● Records provided:

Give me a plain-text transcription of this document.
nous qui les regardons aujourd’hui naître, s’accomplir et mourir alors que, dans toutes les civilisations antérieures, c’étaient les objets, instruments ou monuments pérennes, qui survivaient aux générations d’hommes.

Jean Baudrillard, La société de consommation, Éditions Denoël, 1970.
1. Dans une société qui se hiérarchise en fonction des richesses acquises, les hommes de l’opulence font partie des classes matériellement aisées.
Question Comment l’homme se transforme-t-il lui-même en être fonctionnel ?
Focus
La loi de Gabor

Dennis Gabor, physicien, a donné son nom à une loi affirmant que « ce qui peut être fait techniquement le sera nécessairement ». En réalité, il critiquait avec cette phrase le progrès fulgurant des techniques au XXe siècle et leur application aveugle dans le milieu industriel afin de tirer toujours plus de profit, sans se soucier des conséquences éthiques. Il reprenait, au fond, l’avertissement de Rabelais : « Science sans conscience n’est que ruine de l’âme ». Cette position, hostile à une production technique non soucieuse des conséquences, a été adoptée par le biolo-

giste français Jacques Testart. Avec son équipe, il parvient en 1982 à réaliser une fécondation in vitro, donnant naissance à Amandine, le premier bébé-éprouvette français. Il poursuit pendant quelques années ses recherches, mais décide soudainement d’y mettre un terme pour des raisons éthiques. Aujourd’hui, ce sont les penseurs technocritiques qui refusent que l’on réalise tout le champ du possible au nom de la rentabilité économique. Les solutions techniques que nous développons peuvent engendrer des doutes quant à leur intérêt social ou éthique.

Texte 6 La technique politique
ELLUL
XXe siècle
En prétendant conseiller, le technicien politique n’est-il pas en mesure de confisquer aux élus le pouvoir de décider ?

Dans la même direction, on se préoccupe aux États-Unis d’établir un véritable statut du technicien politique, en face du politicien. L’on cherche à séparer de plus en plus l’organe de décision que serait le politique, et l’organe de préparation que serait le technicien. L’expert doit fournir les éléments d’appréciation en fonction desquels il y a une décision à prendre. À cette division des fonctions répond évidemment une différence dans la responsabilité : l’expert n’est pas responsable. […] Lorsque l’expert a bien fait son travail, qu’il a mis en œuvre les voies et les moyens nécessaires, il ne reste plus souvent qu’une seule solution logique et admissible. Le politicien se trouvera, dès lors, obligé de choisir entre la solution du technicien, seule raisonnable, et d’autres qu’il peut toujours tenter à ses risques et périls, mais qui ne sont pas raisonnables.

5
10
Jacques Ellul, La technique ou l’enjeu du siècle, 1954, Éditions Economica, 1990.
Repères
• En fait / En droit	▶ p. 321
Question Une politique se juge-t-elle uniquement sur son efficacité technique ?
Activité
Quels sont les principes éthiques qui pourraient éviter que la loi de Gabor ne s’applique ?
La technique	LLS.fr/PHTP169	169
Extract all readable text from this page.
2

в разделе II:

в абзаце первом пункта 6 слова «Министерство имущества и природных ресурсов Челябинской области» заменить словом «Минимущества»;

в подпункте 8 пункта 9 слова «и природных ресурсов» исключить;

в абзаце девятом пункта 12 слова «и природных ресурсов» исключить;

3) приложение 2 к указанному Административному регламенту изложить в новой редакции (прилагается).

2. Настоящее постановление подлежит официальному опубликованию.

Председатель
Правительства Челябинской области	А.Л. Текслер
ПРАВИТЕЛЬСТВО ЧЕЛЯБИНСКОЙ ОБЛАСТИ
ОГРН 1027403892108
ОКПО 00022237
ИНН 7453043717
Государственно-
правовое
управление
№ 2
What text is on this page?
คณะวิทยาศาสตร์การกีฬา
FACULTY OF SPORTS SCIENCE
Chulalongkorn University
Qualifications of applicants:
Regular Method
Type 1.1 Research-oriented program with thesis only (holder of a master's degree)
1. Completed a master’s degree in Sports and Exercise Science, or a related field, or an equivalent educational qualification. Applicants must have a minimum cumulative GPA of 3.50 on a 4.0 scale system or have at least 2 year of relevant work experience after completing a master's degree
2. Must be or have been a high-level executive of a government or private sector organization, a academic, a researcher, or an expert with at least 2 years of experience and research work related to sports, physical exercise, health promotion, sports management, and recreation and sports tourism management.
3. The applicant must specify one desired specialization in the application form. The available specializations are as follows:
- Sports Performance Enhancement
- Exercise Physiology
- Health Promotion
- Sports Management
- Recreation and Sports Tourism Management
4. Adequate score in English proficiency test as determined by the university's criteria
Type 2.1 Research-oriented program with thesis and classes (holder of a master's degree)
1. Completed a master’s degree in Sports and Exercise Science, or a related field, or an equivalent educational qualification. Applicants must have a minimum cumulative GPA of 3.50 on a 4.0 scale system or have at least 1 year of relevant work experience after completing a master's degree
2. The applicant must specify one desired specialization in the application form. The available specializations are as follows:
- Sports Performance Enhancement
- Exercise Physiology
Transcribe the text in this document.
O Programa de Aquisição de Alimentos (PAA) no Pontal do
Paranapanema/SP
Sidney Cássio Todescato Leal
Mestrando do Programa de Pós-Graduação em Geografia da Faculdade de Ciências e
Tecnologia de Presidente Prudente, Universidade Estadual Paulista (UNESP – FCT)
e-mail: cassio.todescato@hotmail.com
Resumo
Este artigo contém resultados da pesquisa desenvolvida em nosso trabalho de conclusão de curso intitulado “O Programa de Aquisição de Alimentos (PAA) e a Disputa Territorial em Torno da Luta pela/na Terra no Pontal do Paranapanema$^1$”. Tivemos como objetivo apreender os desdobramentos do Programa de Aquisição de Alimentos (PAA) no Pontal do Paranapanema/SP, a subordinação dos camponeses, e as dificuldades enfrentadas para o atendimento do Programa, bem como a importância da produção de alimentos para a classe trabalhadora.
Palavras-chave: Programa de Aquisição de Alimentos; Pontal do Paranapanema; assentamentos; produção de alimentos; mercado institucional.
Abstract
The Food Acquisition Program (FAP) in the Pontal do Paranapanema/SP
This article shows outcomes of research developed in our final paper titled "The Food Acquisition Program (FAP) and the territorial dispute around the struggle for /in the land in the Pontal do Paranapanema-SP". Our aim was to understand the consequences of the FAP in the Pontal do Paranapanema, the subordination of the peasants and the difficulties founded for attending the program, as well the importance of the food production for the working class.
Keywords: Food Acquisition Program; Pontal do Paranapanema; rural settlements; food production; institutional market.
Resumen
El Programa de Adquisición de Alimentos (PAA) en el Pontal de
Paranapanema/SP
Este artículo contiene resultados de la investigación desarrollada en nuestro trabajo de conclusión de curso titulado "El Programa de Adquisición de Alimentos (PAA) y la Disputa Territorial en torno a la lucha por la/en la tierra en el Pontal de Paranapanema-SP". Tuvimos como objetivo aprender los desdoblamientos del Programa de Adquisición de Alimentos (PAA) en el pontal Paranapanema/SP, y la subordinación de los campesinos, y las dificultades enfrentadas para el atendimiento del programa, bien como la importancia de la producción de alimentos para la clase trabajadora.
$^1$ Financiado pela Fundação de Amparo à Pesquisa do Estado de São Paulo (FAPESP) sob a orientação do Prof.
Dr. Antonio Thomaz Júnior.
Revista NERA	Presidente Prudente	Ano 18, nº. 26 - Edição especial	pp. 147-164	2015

● Task objective: Select the lines that carry the string "слова" and copy them.

● Worked answer:
в абзаце первом пункта 6 слова «Министерство имущества и природных ресурсов Челябинской области» заменить словом «Минимущества»;
в подпункте 8 пункта 9 слова «и природных ресурсов» исключить;
в абзаце девятом пункта 12 слова «и природных ресурсов» исключить;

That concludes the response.